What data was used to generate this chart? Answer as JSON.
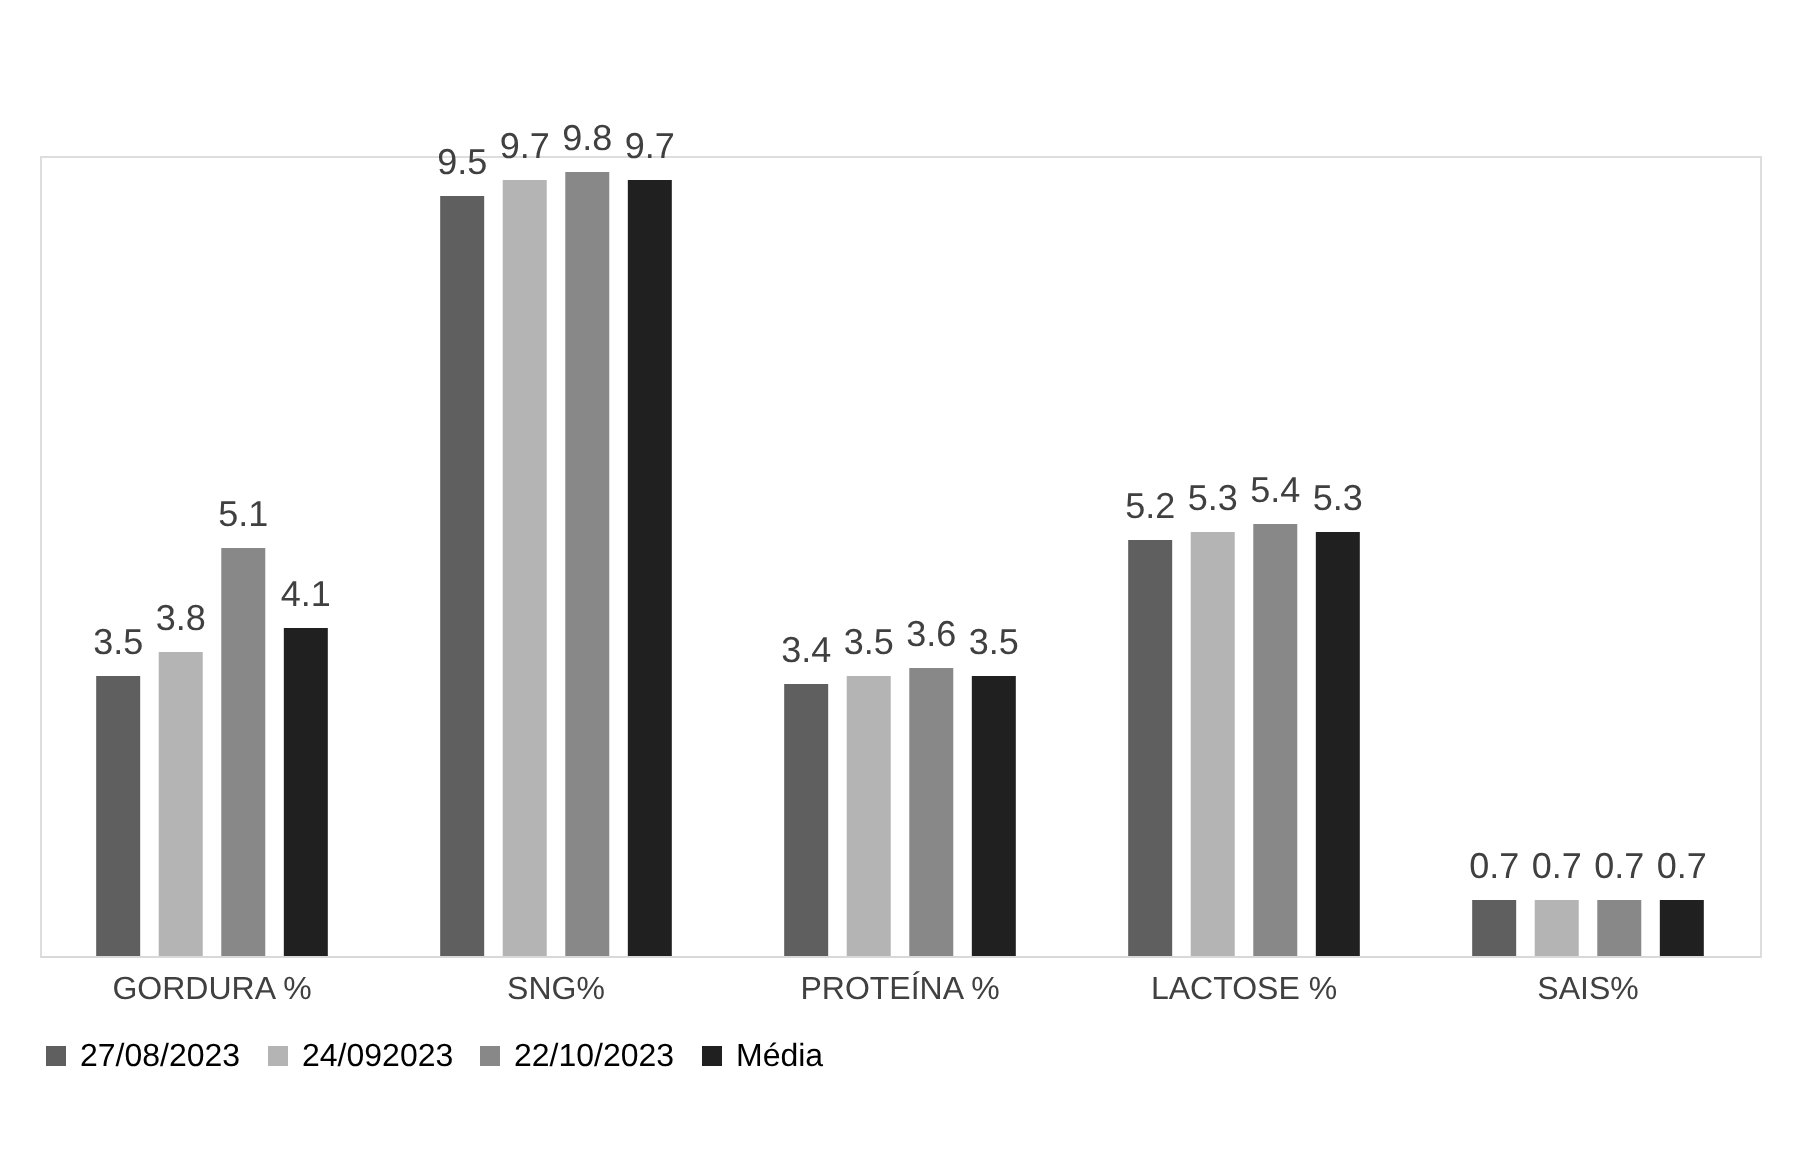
{
  "chart_data": {
    "type": "bar",
    "categories": [
      "GORDURA %",
      "SNG%",
      "PROTEÍNA %",
      "LACTOSE %",
      "SAIS%"
    ],
    "series": [
      {
        "name": "27/08/2023",
        "color": "#5f5f5f",
        "values": [
          3.5,
          9.5,
          3.4,
          5.2,
          0.7
        ]
      },
      {
        "name": "24/092023",
        "color": "#b4b4b4",
        "values": [
          3.8,
          9.7,
          3.5,
          5.3,
          0.7
        ]
      },
      {
        "name": "22/10/2023",
        "color": "#888888",
        "values": [
          5.1,
          9.8,
          3.6,
          5.4,
          0.7
        ]
      },
      {
        "name": "Média",
        "color": "#202020",
        "values": [
          4.1,
          9.7,
          3.5,
          5.3,
          0.7
        ]
      }
    ],
    "data_labels": true,
    "legend": "bottom"
  }
}
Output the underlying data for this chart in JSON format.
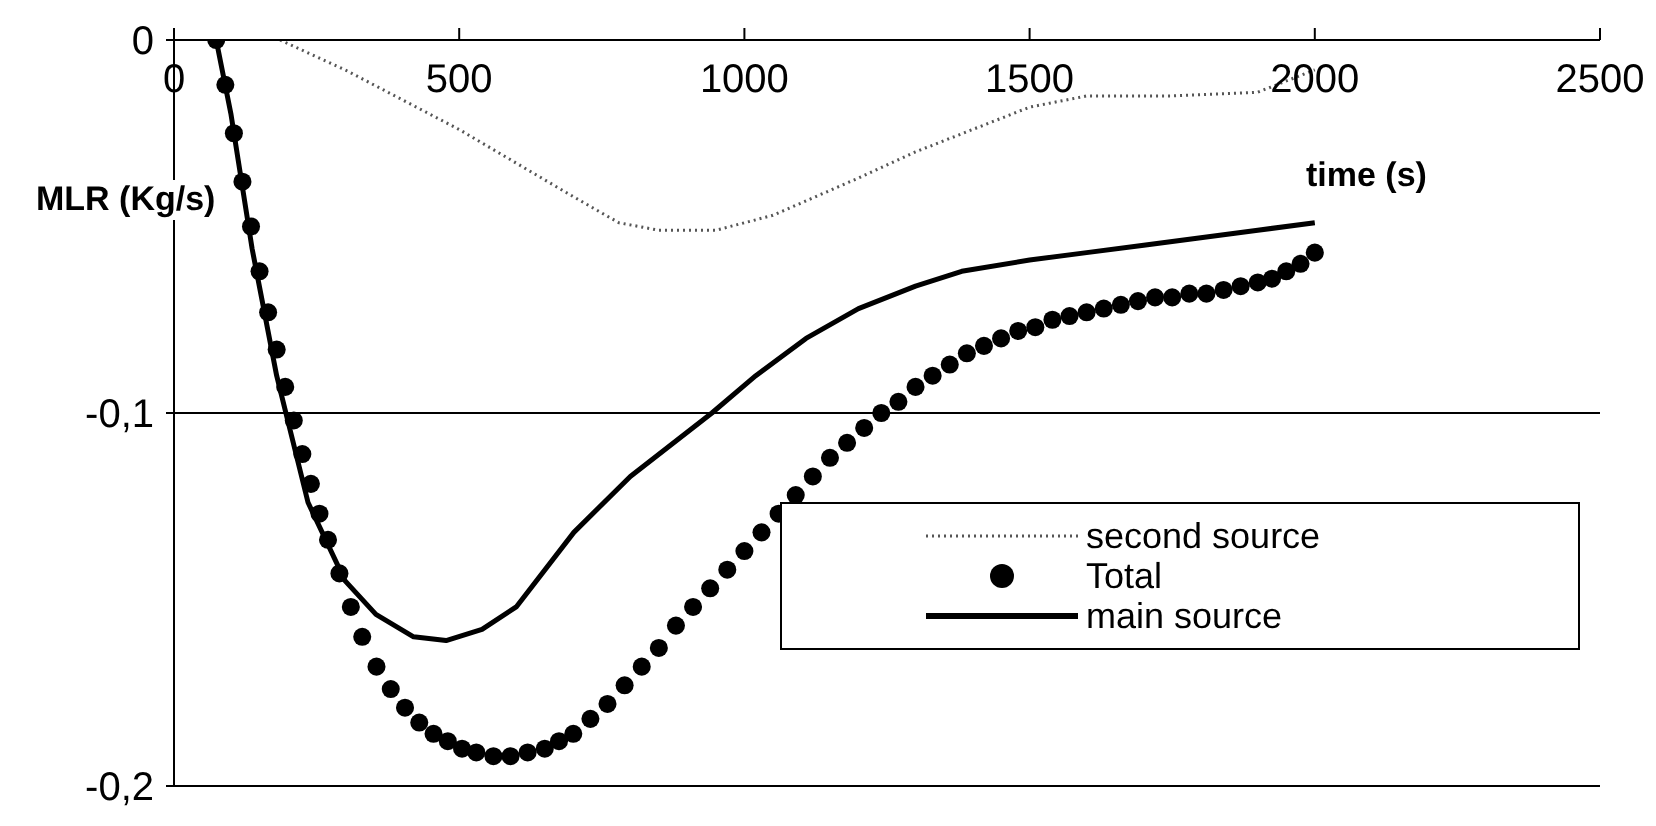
{
  "chart_data": {
    "type": "line",
    "annotations": [
      "time (s)"
    ],
    "ylabel": "MLR (Kg/s)",
    "xlim": [
      0,
      2500
    ],
    "xticks": [
      0,
      500,
      1000,
      1500,
      2000,
      2500
    ],
    "ylim": [
      -0.2,
      0
    ],
    "yticks": [
      {
        "value": 0,
        "label": "0"
      },
      {
        "value": -0.1,
        "label": "-0,1"
      },
      {
        "value": -0.2,
        "label": "-0,2"
      }
    ],
    "grid": "y",
    "legend": "bottom right",
    "series": [
      {
        "name": "second source",
        "line_style": "dotted",
        "marker": "none",
        "color": "#555555",
        "x": [
          186,
          300,
          400,
          500,
          600,
          700,
          780,
          850,
          950,
          1050,
          1200,
          1300,
          1400,
          1500,
          1600,
          1750,
          1900,
          2000
        ],
        "values": [
          0,
          -0.008,
          -0.016,
          -0.024,
          -0.033,
          -0.042,
          -0.049,
          -0.051,
          -0.051,
          -0.047,
          -0.037,
          -0.03,
          -0.024,
          -0.018,
          -0.015,
          -0.015,
          -0.014,
          -0.008
        ]
      },
      {
        "name": "Total",
        "type": "scatter",
        "marker": "circle",
        "color": "#000000",
        "x": [
          74,
          90,
          105,
          120,
          135,
          150,
          165,
          180,
          195,
          210,
          225,
          240,
          255,
          270,
          290,
          310,
          330,
          355,
          380,
          405,
          430,
          455,
          480,
          505,
          530,
          560,
          590,
          620,
          650,
          675,
          700,
          730,
          760,
          790,
          820,
          850,
          880,
          910,
          940,
          970,
          1000,
          1030,
          1060,
          1090,
          1120,
          1150,
          1180,
          1210,
          1240,
          1270,
          1300,
          1330,
          1360,
          1390,
          1420,
          1450,
          1480,
          1510,
          1540,
          1570,
          1600,
          1630,
          1660,
          1690,
          1720,
          1750,
          1780,
          1810,
          1840,
          1870,
          1900,
          1925,
          1950,
          1975,
          2000
        ],
        "values": [
          0,
          -0.012,
          -0.025,
          -0.038,
          -0.05,
          -0.062,
          -0.073,
          -0.083,
          -0.093,
          -0.102,
          -0.111,
          -0.119,
          -0.127,
          -0.134,
          -0.143,
          -0.152,
          -0.16,
          -0.168,
          -0.174,
          -0.179,
          -0.183,
          -0.186,
          -0.188,
          -0.19,
          -0.191,
          -0.192,
          -0.192,
          -0.191,
          -0.19,
          -0.188,
          -0.186,
          -0.182,
          -0.178,
          -0.173,
          -0.168,
          -0.163,
          -0.157,
          -0.152,
          -0.147,
          -0.142,
          -0.137,
          -0.132,
          -0.127,
          -0.122,
          -0.117,
          -0.112,
          -0.108,
          -0.104,
          -0.1,
          -0.097,
          -0.093,
          -0.09,
          -0.087,
          -0.084,
          -0.082,
          -0.08,
          -0.078,
          -0.077,
          -0.075,
          -0.074,
          -0.073,
          -0.072,
          -0.071,
          -0.07,
          -0.069,
          -0.069,
          -0.068,
          -0.068,
          -0.067,
          -0.066,
          -0.065,
          -0.064,
          -0.062,
          -0.06,
          -0.057
        ]
      },
      {
        "name": "main source",
        "line_style": "solid",
        "marker": "none",
        "color": "#000000",
        "x": [
          74,
          100,
          137,
          180,
          235,
          300,
          354,
          420,
          477,
          540,
          600,
          701,
          800,
          943,
          1020,
          1108,
          1200,
          1300,
          1381,
          1500,
          1600,
          1700,
          1800,
          1900,
          2000
        ],
        "values": [
          0,
          -0.02,
          -0.056,
          -0.09,
          -0.124,
          -0.145,
          -0.154,
          -0.16,
          -0.161,
          -0.158,
          -0.152,
          -0.132,
          -0.117,
          -0.1,
          -0.09,
          -0.08,
          -0.072,
          -0.066,
          -0.062,
          -0.059,
          -0.057,
          -0.055,
          -0.053,
          -0.051,
          -0.049
        ]
      }
    ]
  }
}
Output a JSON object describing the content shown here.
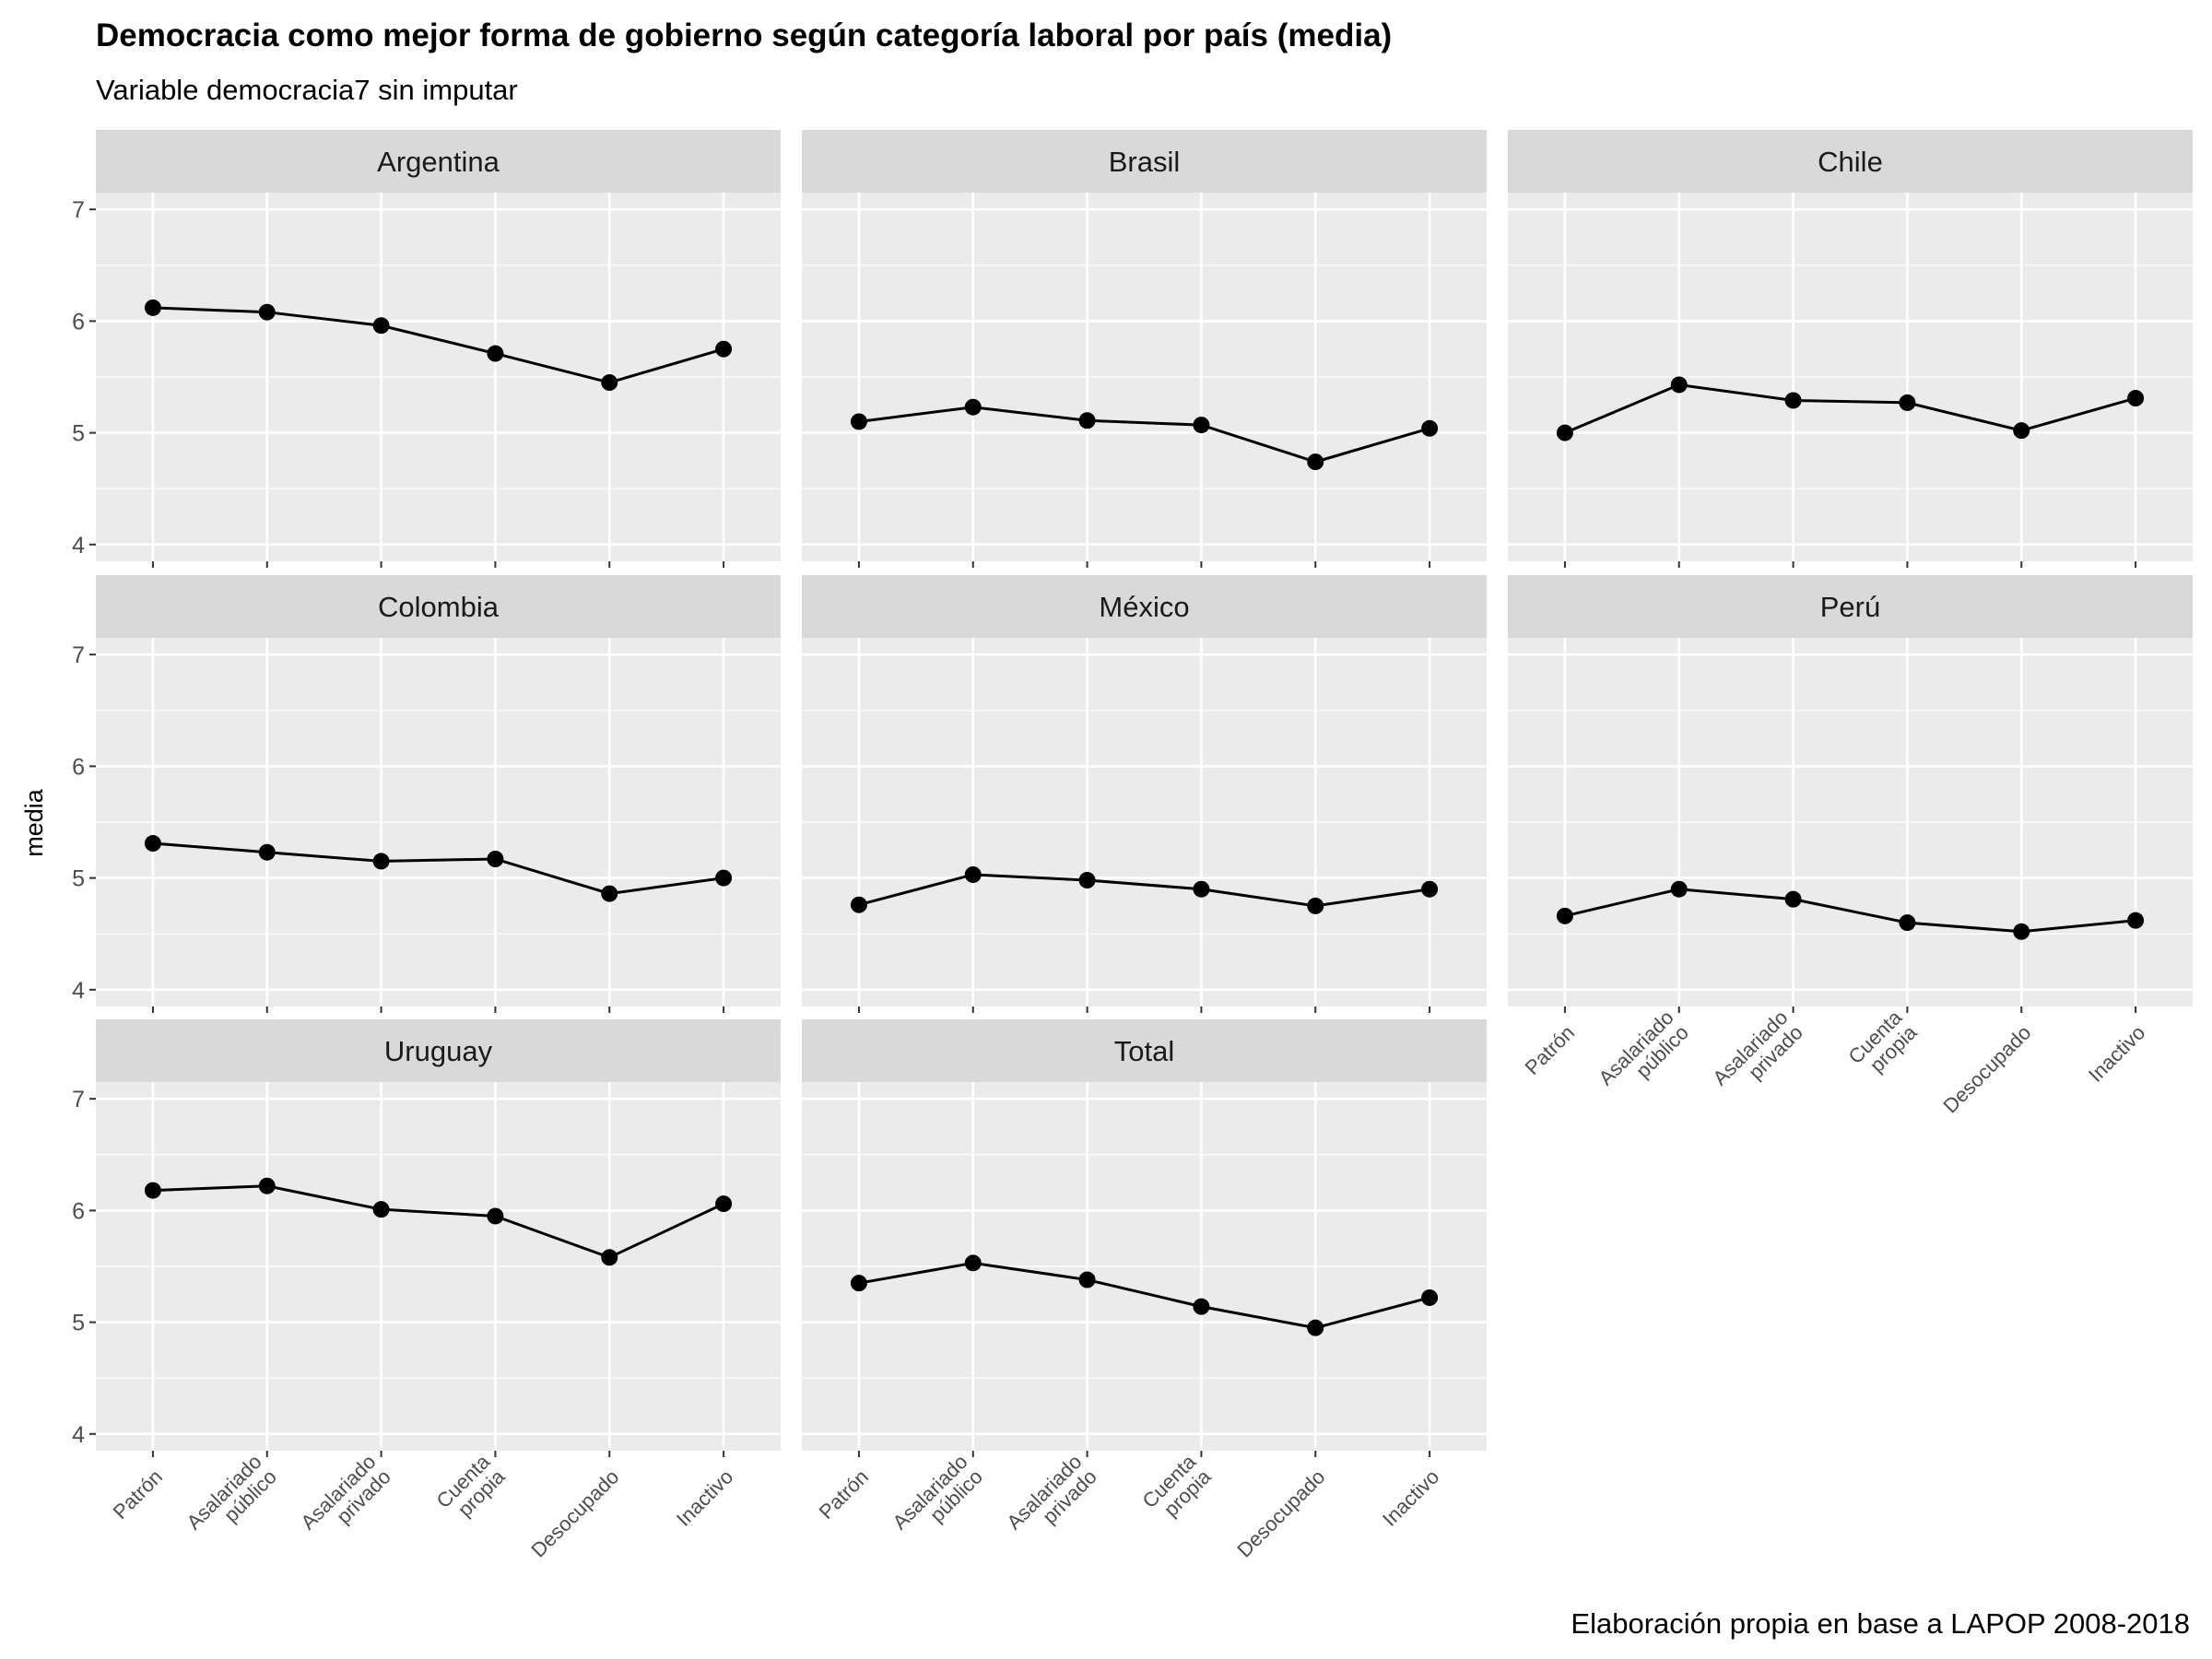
{
  "chart_data": {
    "type": "line",
    "title": "Democracia como mejor forma de gobierno según categoría laboral por país (media)",
    "subtitle": "Variable democracia7 sin imputar",
    "caption": "Elaboración propia en base a LAPOP 2008-2018",
    "xlabel": "",
    "ylabel": "media",
    "ylim": [
      3.85,
      7.15
    ],
    "yticks": [
      4,
      5,
      6,
      7
    ],
    "grid": true,
    "facet_layout": "3 columns x 3 rows",
    "categories": [
      [
        "Patrón"
      ],
      [
        "Asalariado",
        "público"
      ],
      [
        "Asalariado",
        "privado"
      ],
      [
        "Cuenta",
        "propia"
      ],
      [
        "Desocupado"
      ],
      [
        "Inactivo"
      ]
    ],
    "panels": [
      {
        "name": "Argentina",
        "values": [
          6.12,
          6.08,
          5.96,
          5.71,
          5.45,
          5.75
        ]
      },
      {
        "name": "Brasil",
        "values": [
          5.1,
          5.23,
          5.11,
          5.07,
          4.74,
          5.04
        ]
      },
      {
        "name": "Chile",
        "values": [
          5.0,
          5.43,
          5.29,
          5.27,
          5.02,
          5.31
        ]
      },
      {
        "name": "Colombia",
        "values": [
          5.31,
          5.23,
          5.15,
          5.17,
          4.86,
          5.0
        ]
      },
      {
        "name": "México",
        "values": [
          4.76,
          5.03,
          4.98,
          4.9,
          4.75,
          4.9
        ]
      },
      {
        "name": "Perú",
        "values": [
          4.66,
          4.9,
          4.81,
          4.6,
          4.52,
          4.62
        ]
      },
      {
        "name": "Uruguay",
        "values": [
          6.18,
          6.22,
          6.01,
          5.95,
          5.58,
          6.06
        ]
      },
      {
        "name": "Total",
        "values": [
          5.35,
          5.53,
          5.38,
          5.14,
          4.95,
          5.22
        ]
      }
    ]
  }
}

******************************

REQUIREMENTS:
Select every line in the material above where the string "Output" occurs, and copy it.

EXPECTED ANSWER:
Output the underlying data for this chart in JSON format.
Output a JSON object describing the content shown here.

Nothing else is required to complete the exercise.